* [EXERCISE] Check each line of the entries below for the string "社会消费品零售总额同比增速"; copy every line where it appears.

* [RECORDS SHOWN]
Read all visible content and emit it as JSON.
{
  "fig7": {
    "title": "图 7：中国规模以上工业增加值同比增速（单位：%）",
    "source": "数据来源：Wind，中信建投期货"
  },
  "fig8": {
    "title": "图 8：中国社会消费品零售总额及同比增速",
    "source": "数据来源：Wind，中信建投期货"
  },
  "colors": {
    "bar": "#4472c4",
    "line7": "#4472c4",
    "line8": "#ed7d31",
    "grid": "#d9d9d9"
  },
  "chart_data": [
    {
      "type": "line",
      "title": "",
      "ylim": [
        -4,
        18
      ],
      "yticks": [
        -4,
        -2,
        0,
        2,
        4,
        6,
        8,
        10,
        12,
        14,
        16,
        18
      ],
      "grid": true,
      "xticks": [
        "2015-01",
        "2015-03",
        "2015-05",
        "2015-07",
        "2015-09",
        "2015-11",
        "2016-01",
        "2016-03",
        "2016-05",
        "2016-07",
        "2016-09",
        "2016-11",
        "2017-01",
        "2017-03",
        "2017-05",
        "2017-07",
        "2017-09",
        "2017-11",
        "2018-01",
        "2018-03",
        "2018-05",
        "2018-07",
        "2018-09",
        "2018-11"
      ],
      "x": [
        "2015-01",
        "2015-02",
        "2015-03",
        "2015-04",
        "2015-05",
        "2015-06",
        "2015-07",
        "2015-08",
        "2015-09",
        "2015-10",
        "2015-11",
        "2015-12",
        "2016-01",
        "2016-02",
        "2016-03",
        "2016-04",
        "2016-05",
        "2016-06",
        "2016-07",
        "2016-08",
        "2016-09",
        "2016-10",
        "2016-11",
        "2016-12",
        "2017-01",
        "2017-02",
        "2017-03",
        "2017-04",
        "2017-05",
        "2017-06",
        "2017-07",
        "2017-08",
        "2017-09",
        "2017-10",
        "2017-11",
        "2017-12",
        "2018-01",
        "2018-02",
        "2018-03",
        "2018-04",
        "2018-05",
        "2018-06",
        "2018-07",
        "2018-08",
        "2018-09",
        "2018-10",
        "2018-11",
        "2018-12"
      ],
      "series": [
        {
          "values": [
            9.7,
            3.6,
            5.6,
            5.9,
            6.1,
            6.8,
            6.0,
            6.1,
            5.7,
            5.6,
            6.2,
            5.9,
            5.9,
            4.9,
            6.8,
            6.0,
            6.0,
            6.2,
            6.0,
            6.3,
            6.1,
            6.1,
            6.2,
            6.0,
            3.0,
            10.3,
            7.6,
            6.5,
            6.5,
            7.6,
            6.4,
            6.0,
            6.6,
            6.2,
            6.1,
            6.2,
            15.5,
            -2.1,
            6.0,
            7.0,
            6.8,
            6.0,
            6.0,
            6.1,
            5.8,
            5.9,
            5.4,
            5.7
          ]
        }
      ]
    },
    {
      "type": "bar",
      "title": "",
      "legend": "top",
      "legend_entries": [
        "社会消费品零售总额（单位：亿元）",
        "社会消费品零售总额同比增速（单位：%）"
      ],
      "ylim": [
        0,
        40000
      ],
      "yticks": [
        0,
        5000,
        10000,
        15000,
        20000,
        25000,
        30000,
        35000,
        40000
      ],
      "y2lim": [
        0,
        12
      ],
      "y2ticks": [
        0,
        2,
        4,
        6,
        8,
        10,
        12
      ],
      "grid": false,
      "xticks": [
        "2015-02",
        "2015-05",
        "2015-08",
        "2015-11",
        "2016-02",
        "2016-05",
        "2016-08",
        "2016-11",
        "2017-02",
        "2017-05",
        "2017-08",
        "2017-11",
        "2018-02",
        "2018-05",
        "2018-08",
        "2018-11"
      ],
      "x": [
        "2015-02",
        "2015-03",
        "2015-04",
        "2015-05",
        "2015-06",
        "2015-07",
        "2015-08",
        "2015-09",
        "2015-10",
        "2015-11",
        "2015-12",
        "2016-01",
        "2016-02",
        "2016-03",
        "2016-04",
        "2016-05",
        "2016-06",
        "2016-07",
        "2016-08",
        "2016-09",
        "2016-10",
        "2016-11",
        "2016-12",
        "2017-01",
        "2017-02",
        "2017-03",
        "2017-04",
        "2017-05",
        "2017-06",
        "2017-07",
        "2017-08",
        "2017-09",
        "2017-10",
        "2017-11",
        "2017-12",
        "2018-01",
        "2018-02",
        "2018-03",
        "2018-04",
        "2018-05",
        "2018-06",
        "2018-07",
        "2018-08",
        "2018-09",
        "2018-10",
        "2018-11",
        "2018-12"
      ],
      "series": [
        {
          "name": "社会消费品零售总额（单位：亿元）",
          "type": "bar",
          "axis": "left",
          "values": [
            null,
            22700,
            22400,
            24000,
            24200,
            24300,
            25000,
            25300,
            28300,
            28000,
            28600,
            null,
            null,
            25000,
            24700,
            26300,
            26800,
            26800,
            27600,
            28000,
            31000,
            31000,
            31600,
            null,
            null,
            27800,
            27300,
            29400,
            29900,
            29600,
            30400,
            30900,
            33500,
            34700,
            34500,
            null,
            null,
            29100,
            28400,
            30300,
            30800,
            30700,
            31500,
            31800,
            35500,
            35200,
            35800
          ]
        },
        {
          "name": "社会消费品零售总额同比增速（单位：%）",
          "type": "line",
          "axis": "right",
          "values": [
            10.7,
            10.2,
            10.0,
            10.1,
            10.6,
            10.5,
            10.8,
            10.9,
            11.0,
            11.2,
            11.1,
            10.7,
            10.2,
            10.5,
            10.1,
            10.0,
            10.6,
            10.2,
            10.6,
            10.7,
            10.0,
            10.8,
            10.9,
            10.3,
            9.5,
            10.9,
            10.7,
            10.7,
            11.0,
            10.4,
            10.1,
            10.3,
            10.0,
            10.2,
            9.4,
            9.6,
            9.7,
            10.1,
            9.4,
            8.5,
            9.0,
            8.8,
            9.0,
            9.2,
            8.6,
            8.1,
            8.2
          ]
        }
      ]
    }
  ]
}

* [ANSWER]
        "社会消费品零售总额同比增速（单位：%）"
          "name": "社会消费品零售总额同比增速（单位：%）",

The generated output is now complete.